Text excerpt below:
Special CWinApp Services
Besides running the message loop and giving you an opportunity to initialize the application and clean up after it, CWinApp provides several other services.
Shell Registration
By default, the MFC Application Wizard makes it possible for the user to open data files that your application has created by double-clicking them in Windows Explorer or File Manager. If your application is an MDI application and you specify an extension for the files your application creates, the MFC Application Wizard adds calls to the RegisterShellFileTypes and EnableShellOpen member functions of CWinApp to the InitInstance override that it writes for you.
RegisterShellFileTypes registers your application's document types with Windows Explorer or File Manager. The function adds entries to the registration database that Windows maintains. The entries register each document type, associate a file extension with the file type, specify a command line to open the application, and specify a dynamic data exchange (DDE) command to open a document of that type.
EnableShellOpen completes the process by allowing your application to receive DDE commands from Windows Explorer or File Manager to open the file chosen by the user.
This automatic registration support in CWinApp eliminates the need to ship a .reg file with your application or to do special installation work.
If you want to initialize GDI+ for your application (by calling GdiplusStartup in your InitInstance function), you will need to suppress the GDI+ background thread.
You can do this by setting the SuppressBackgroundThread member of the GdiplusStartupInput structure to TRUE. When suppressing the GDI+ background thread, the NotificationHook and NotificationUnhook calls (see GdiplusStartupOutput) should be made just prior to entering and exiting the application's message loop. Therefore, a good place to call GdiplusStartup and the hook notification functions would be in an override of the virtual function CWinApp::Run, as shown below:
int CMyWinApp::Run()
{
GdiplusStartupInput gdiSI;
GdiplusStartupOutput gdiSO;
ULONG_PTR gdiToken;
ULONG_PTR gdiHookToken;
gdiSI.SuppressBackgroundThread = TRUE;
GdiplusStartup(&gdiToken,&gdiSI,&gdiSO);
gdiSO.NotificationHook(&gdiHookToken);
int nRet = CWinApp::Run();
gdiSO.NotificationUnhook(gdiHookToken);
GdiplusShutdown(gdiToken);
return nRet;
}
If you do not suppress the background GDI+ thread, DDE commands can be prematurely issued to the application before its main window has been created. The DDE commands issued by the shell can be prematurely aborted, resulting in error messages.
End of Text excerpt.
Supplied information below:
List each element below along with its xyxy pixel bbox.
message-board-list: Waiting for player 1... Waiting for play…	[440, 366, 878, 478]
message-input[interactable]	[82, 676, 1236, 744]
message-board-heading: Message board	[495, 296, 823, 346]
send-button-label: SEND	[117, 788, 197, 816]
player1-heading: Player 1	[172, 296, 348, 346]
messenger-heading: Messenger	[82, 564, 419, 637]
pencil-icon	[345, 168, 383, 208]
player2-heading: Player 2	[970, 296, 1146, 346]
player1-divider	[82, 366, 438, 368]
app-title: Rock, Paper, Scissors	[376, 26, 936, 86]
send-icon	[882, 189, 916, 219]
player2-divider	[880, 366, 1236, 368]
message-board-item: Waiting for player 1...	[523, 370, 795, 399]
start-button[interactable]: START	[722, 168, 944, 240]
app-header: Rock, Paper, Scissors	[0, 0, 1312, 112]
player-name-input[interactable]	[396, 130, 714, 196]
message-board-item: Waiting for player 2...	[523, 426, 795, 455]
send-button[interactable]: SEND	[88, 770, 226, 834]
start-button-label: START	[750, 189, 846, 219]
End of Supplied information.
*What to do*:
- a) Answer these questions about the text on special CWinApp services:
(i) To which two CWinApp member functions does the MFC Application Wizard add calls in InitInstance?
(ii) Which member of the GdiplusStartupInput structure is set to TRUE to suppress the GDI+ background thread?
(iii) What can happen to the DDE commands issued by the shell if the background GDI+ thread is not suppressed?
- b) List everything that the registration database entries added by RegisterShellFileTypes do, according to the text on special CWinApp services.
- c) Continue the text on special CWinApp services from its last sentence.
The dataset lines have no role here.

*Responses to the tasks*:
- a)
(i) RegisterShellFileTypes and EnableShellOpen.
(ii) SuppressBackgroundThread.
(iii) They can be prematurely aborted, resulting in error messages.

- b)
- Register each document type
- Associate a file extension with the file type
- Specify a command line to open the application
- Specify a dynamic data exchange (DDE) command to open a document of that type

- c)
File Manager Drag and Drop
Windows versions 3.1 and later allow the user to drag file names from the file view window in File Manager (or Windows Explorer in Windows 95 and later and in Windows NT 4.0 and later) and drop them into a window in your application. You might, for example, allow the user to drag one or more filenames into an MDI application's main window, where the application could retrieve the file names and open MDI child windows for those files.
To enable file drag and drop in your application, the MFC Application Wizard writes a call to the CWnd member function DragAcceptFiles for your main frame window in your InitInstance. You can remove that call if you do not want to implement the drag-and-drop feature.
Note
You can also implement more general drag-and-drop capabilities — dragging data between or within documents — with OLE. For information, see the article Drag and Drop (OLE).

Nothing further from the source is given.